EXERCISE AIM => Copy out the data exactly, leaving the pictures behind.

┄┄┄┄┄┄

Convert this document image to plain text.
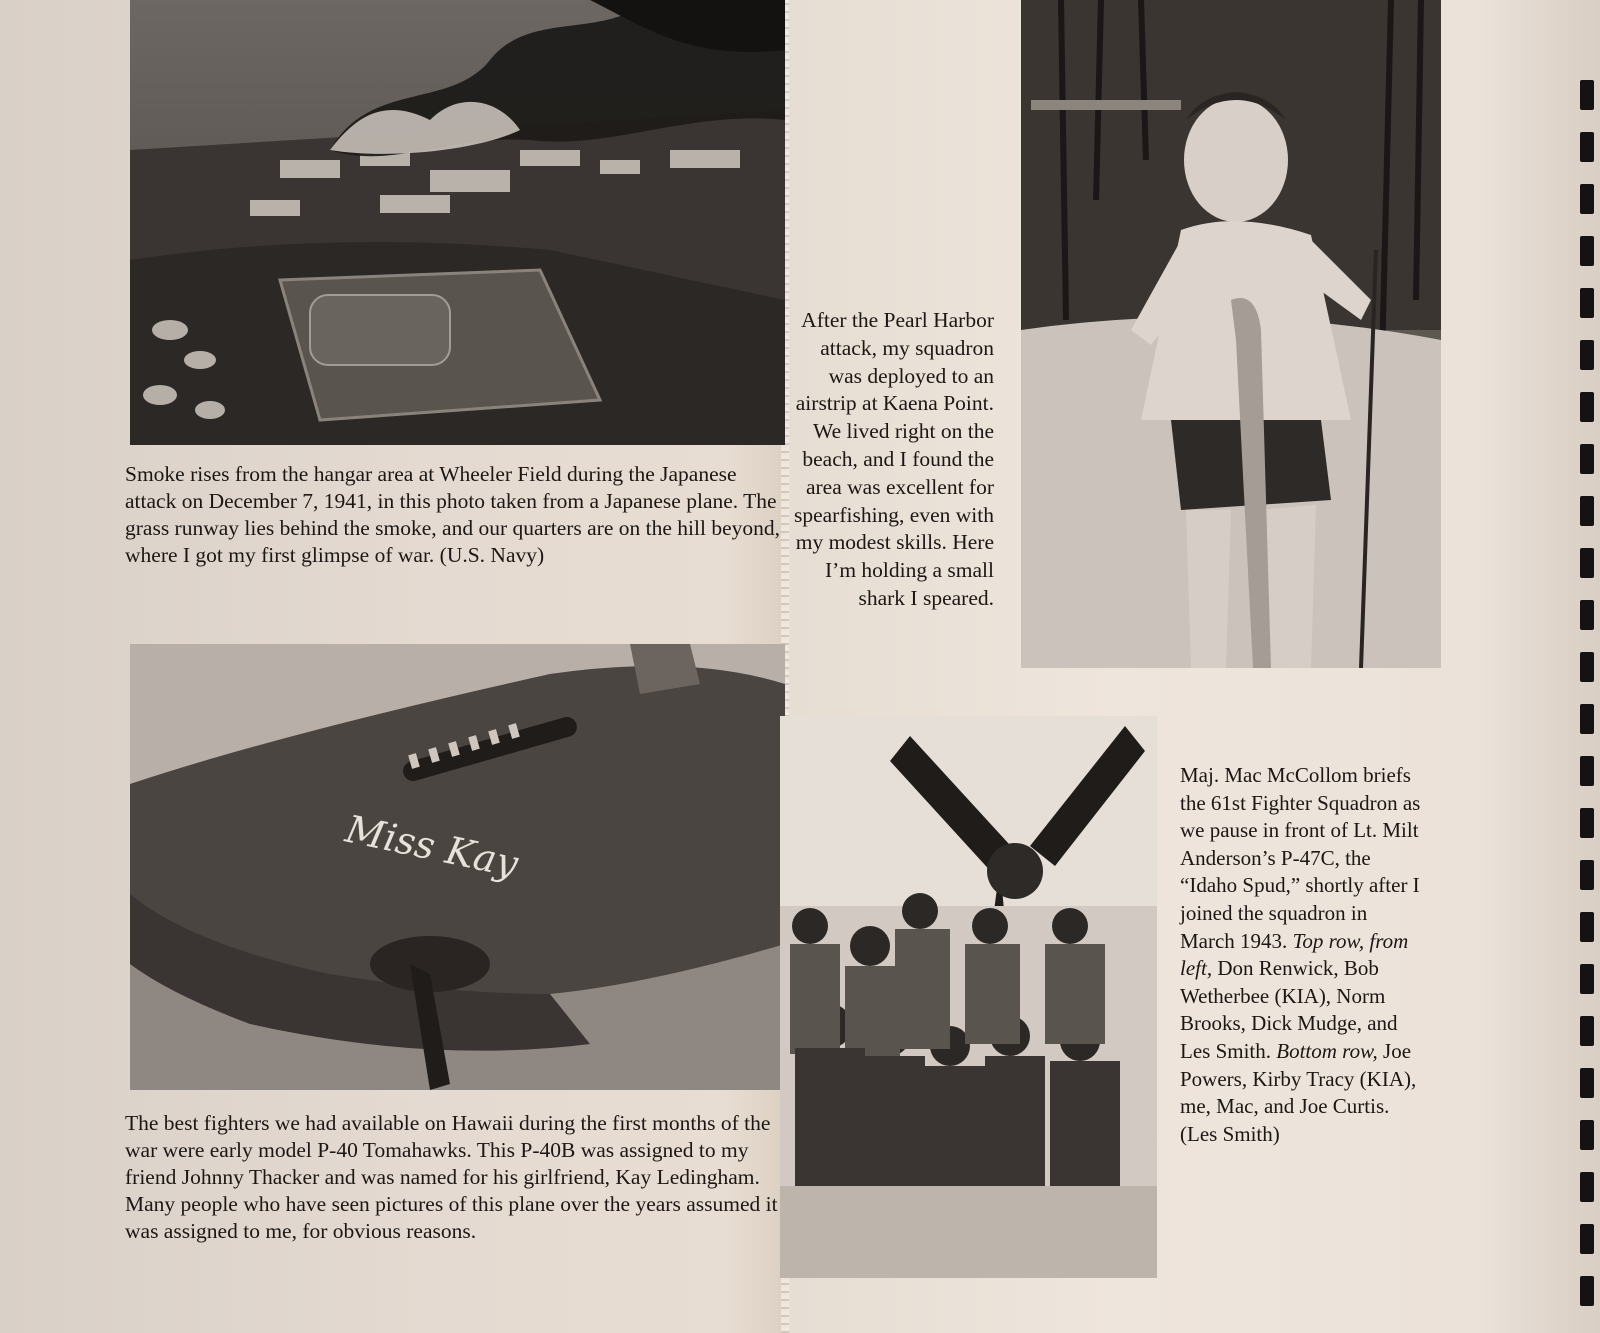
Smoke rises from the hangar area at Wheeler Field during the Japanese attack on December 7, 1941, in this photo taken from a Japanese plane. The grass runway lies behind the smoke, and our quarters are on the hill beyond, where I got my first glimpse of war. (U.S. Navy)

After the Pearl Harbor attack, my squadron was deployed to an airstrip at Kaena Point. We lived right on the beach, and I found the area was excellent for spearfishing, even with my modest skills. Here I’m holding a small shark I speared.

Miss Kay

The best fighters we had available on Hawaii during the first months of the war were early model P-40 Tomahawks. This P-40B was assigned to my friend Johnny Thacker and was named for his girlfriend, Kay Ledingham. Many people who have seen pictures of this plane over the years assumed it was assigned to me, for obvious reasons.

Maj. Mac McCollom briefs the 61st Fighter Squadron as we pause in front of Lt. Milt Anderson’s P-47C, the “Idaho Spud,” shortly after I joined the squadron in March 1943. Top row, from left, Don Renwick, Bob Wetherbee (KIA), Norm Brooks, Dick Mudge, and Les Smith. Bottom row, Joe Powers, Kirby Tracy (KIA), me, Mac, and Joe Curtis. (Les Smith)
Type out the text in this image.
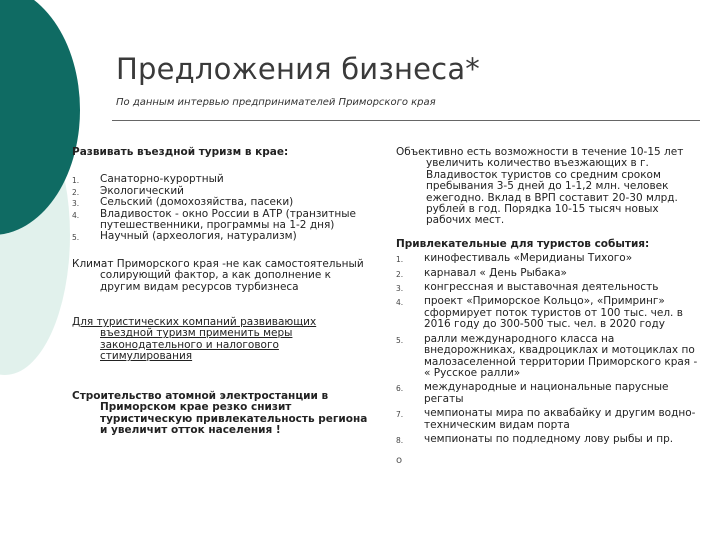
Предложения бизнеса*
По данным интервью предпринимателей Приморского края
Развивать въездной туризм в крае:
1. Санаторно-курортный
2. Экологический
3. Сельский (домохозяйства, пасеки)
4. Владивосток - окно России в АТР (транзитные путешественники, программы на 1-2 дня)
5. Научный (археология, натурализм)
Климат Приморского края -не как самостоятельный солирующий фактор, а как дополнение к другим видам ресурсов турбизнеса
Для туристических компаний развивающих въездной туризм применить меры законодательного и налогового стимулирования
Строительство атомной электростанции в Приморском крае резко снизит туристическую привлекательность региона и увеличит отток населения !
Объективно есть возможности в течение 10-15 лет увеличить количество въезжающих в г. Владивосток туристов со средним сроком пребывания 3-5 дней до 1-1,2 млн. человек ежегодно. Вклад в ВРП составит 20-30 млрд. рублей в год. Порядка 10-15 тысяч новых рабочих мест.
Привлекательные для туристов события:
1. кинофестиваль «Меридианы Тихого»
2. карнавал « День Рыбака»
3. конгрессная и выставочная деятельность
4. проект «Приморское Кольцо», «Примринг» сформирует поток туристов от 100 тыс. чел. в 2016 году до 300-500 тыс. чел. в 2020 году
5. ралли международного класса на внедорожниках, квадроциклах и мотоциклах по малозаселенной территории Приморского края - « Русское ралли»
6. международные и национальные парусные регаты
7. чемпионаты мира по аквабайку и другим водно-техническим видам порта
8. чемпионаты по подледному лову рыбы и пр.
o
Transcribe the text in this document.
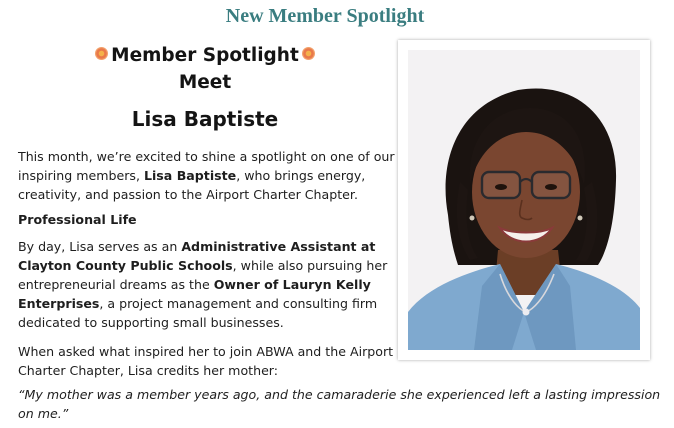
New Member Spotlight
Member Spotlight
Meet
Lisa Baptiste

This month, we’re excited to shine a spotlight on one of our inspiring members, Lisa Baptiste, who brings energy, creativity, and passion to the Airport Charter Chapter.

Professional Life

By day, Lisa serves as an Administrative Assistant at Clayton County Public Schools, while also pursuing her entrepreneurial dreams as the Owner of Lauryn Kelly Enterprises, a project management and consulting firm dedicated to supporting small businesses.

When asked what inspired her to join ABWA and the Airport Charter Chapter, Lisa credits her mother:

“My mother was a member years ago, and the camaraderie she experienced left a lasting impression on me.”
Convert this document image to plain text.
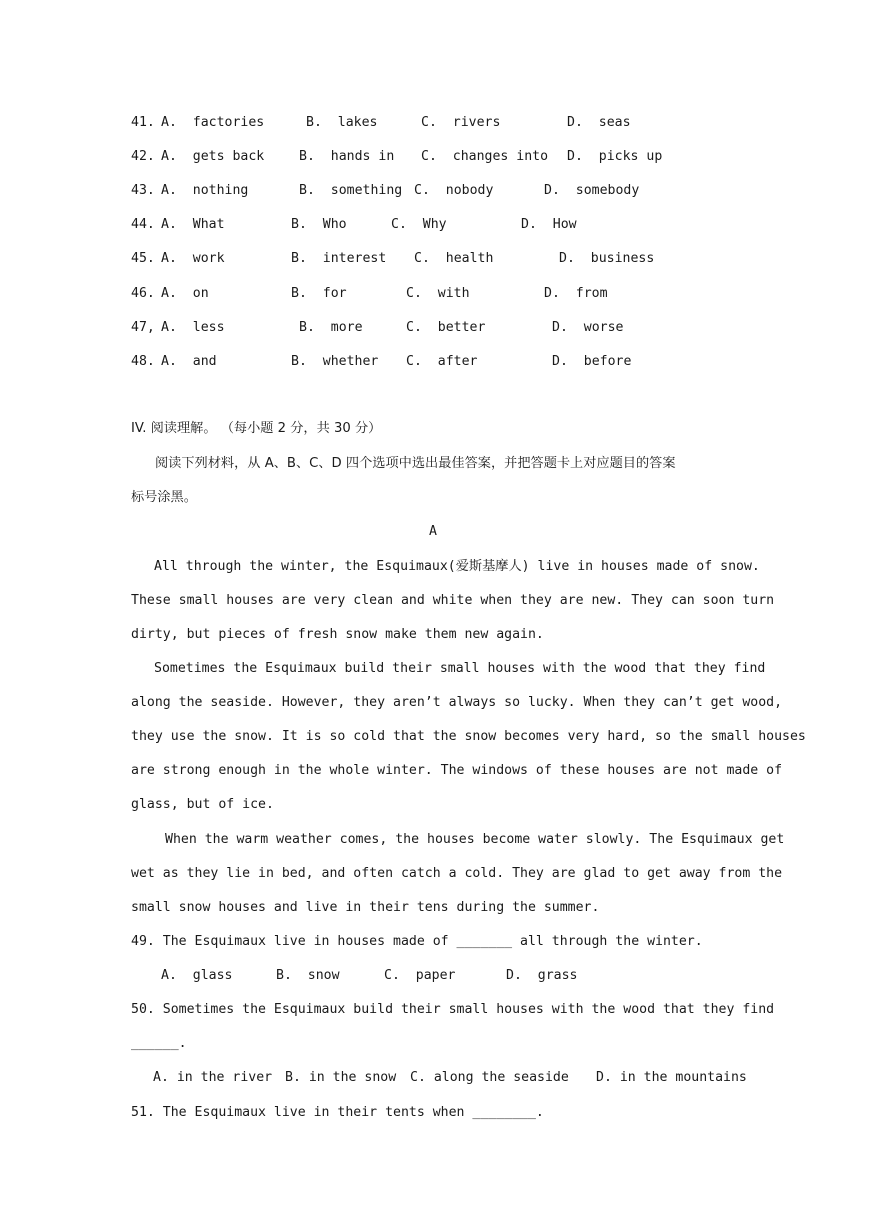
41. A.  factories	B.  lakes	C.  rivers	D.  seas
42. A.  gets back	B.  hands in C.  changes into D.  picks up
43. A.  nothing	B.  something C.  nobody	D.  somebody
44. A.  What	B.  Who	C.  Why	D.  How
45. A.  work	B.  interest C.  health	D.  business
46. A.  on	B.  for	C.  with	D.  from
47, A.  less	B.  more	C.  better	D.  worse
48. A.  and	B.  whether C.  after	D.  before
IV. 阅读理解。 （每小题 2 分，共 30 分）
阅读下列材料，从 A、B、C、D 四个选项中选出最佳答案，并把答题卡上对应题目的答案
标号涂黑。
A
All through the winter, the Esquimaux(爱斯基摩人) live in houses made of snow.
These small houses are very clean and white when they are new. They can soon turn
dirty, but pieces of fresh snow make them new again.
Sometimes the Esquimaux build their small houses with the wood that they find
along the seaside. However, they aren’t always so lucky. When they can’t get wood,
they use the snow. It is so cold that the snow becomes very hard, so the small houses
are strong enough in the whole winter. The windows of these houses are not made of
glass, but of ice.
When the warm weather comes, the houses become water slowly. The Esquimaux get
wet as they lie in bed, and often catch a cold. They are glad to get away from the
small snow houses and live in their tens during the summer.
49. The Esquimaux live in houses made of _______ all through the winter.
A.  glass	B.  snow	C.  paper	D.  grass
50. Sometimes the Esquimaux build their small houses with the wood that they find
______.
A. in the river B. in the snow C. along the seaside D. in the mountains
51. The Esquimaux live in their tents when ________.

┄┄┄┄┄┄

ANSWER TO THIS PROBLEM =>
Convert this document image to plain text.
Smoke rises from the hangar area at Wheeler Field during the Japanese attack on December 7, 1941, in this photo taken from a Japanese plane. The grass runway lies behind the smoke, and our quarters are on the hill beyond, where I got my first glimpse of war. (U.S. Navy)

After the Pearl Harbor attack, my squadron was deployed to an airstrip at Kaena Point. We lived right on the beach, and I found the area was excellent for spearfishing, even with my modest skills. Here I’m holding a small shark I speared.

Miss Kay

The best fighters we had available on Hawaii during the first months of the war were early model P-40 Tomahawks. This P-40B was assigned to my friend Johnny Thacker and was named for his girlfriend, Kay Ledingham. Many people who have seen pictures of this plane over the years assumed it was assigned to me, for obvious reasons.

Maj. Mac McCollom briefs the 61st Fighter Squadron as we pause in front of Lt. Milt Anderson’s P-47C, the “Idaho Spud,” shortly after I joined the squadron in March 1943. Top row, from left, Don Renwick, Bob Wetherbee (KIA), Norm Brooks, Dick Mudge, and Les Smith. Bottom row, Joe Powers, Kirby Tracy (KIA), me, Mac, and Joe Curtis. (Les Smith)
Type out the text in this image.
Предложения бизнеса*
По данным интервью предпринимателей Приморского края
Развивать въездной туризм в крае:
1. Санаторно-курортный
2. Экологический
3. Сельский (домохозяйства, пасеки)
4. Владивосток - окно России в АТР (транзитные путешественники, программы на 1-2 дня)
5. Научный (археология, натурализм)
Климат Приморского края -не как самостоятельный солирующий фактор, а как дополнение к другим видам ресурсов турбизнеса
Для туристических компаний развивающих въездной туризм применить меры законодательного и налогового стимулирования
Строительство атомной электростанции в Приморском крае резко снизит туристическую привлекательность региона и увеличит отток населения !
Объективно есть возможности в течение 10-15 лет увеличить количество въезжающих в г. Владивосток туристов со средним сроком пребывания 3-5 дней до 1-1,2 млн. человек ежегодно. Вклад в ВРП составит 20-30 млрд. рублей в год. Порядка 10-15 тысяч новых рабочих мест.
Привлекательные для туристов события:
1. кинофестиваль «Меридианы Тихого»
2. карнавал « День Рыбака»
3. конгрессная и выставочная деятельность
4. проект «Приморское Кольцо», «Примринг» сформирует поток туристов от 100 тыс. чел. в 2016 году до 300-500 тыс. чел. в 2020 году
5. ралли международного класса на внедорожниках, квадроциклах и мотоциклах по малозаселенной территории Приморского края - « Русское ралли»
6. международные и национальные парусные регаты
7. чемпионаты мира по аквабайку и другим водно-техническим видам порта
8. чемпионаты по подледному лову рыбы и пр.
o
Transcribe the text in this document.
New Member Spotlight
Member Spotlight
Meet
Lisa Baptiste

This month, we’re excited to shine a spotlight on one of our inspiring members, Lisa Baptiste, who brings energy, creativity, and passion to the Airport Charter Chapter.

Professional Life

By day, Lisa serves as an Administrative Assistant at Clayton County Public Schools, while also pursuing her entrepreneurial dreams as the Owner of Lauryn Kelly Enterprises, a project management and consulting firm dedicated to supporting small businesses.

When asked what inspired her to join ABWA and the Airport Charter Chapter, Lisa credits her mother:

“My mother was a member years ago, and the camaraderie she experienced left a lasting impression on me.”
Convert this document image to plain text.
41. A.  factories	B.  lakes	C.  rivers	D.  seas
42. A.  gets back	B.  hands in C.  changes into D.  picks up
43. A.  nothing	B.  something C.  nobody	D.  somebody
44. A.  What	B.  Who	C.  Why	D.  How
45. A.  work	B.  interest C.  health	D.  business
46. A.  on	B.  for	C.  with	D.  from
47, A.  less	B.  more	C.  better	D.  worse
48. A.  and	B.  whether C.  after	D.  before
IV. 阅读理解。 （每小题 2 分，共 30 分）
阅读下列材料，从 A、B、C、D 四个选项中选出最佳答案，并把答题卡上对应题目的答案
标号涂黑。
A
All through the winter, the Esquimaux(爱斯基摩人) live in houses made of snow.
These small houses are very clean and white when they are new. They can soon turn
dirty, but pieces of fresh snow make them new again.
Sometimes the Esquimaux build their small houses with the wood that they find
along the seaside. However, they aren’t always so lucky. When they can’t get wood,
they use the snow. It is so cold that the snow becomes very hard, so the small houses
are strong enough in the whole winter. The windows of these houses are not made of
glass, but of ice.
When the warm weather comes, the houses become water slowly. The Esquimaux get
wet as they lie in bed, and often catch a cold. They are glad to get away from the
small snow houses and live in their tens during the summer.
49. The Esquimaux live in houses made of _______ all through the winter.
A.  glass	B.  snow	C.  paper	D.  grass
50. Sometimes the Esquimaux build their small houses with the wood that they find
______.
A. in the river B. in the snow C. along the seaside D. in the mountains
51. The Esquimaux live in their tents when ________.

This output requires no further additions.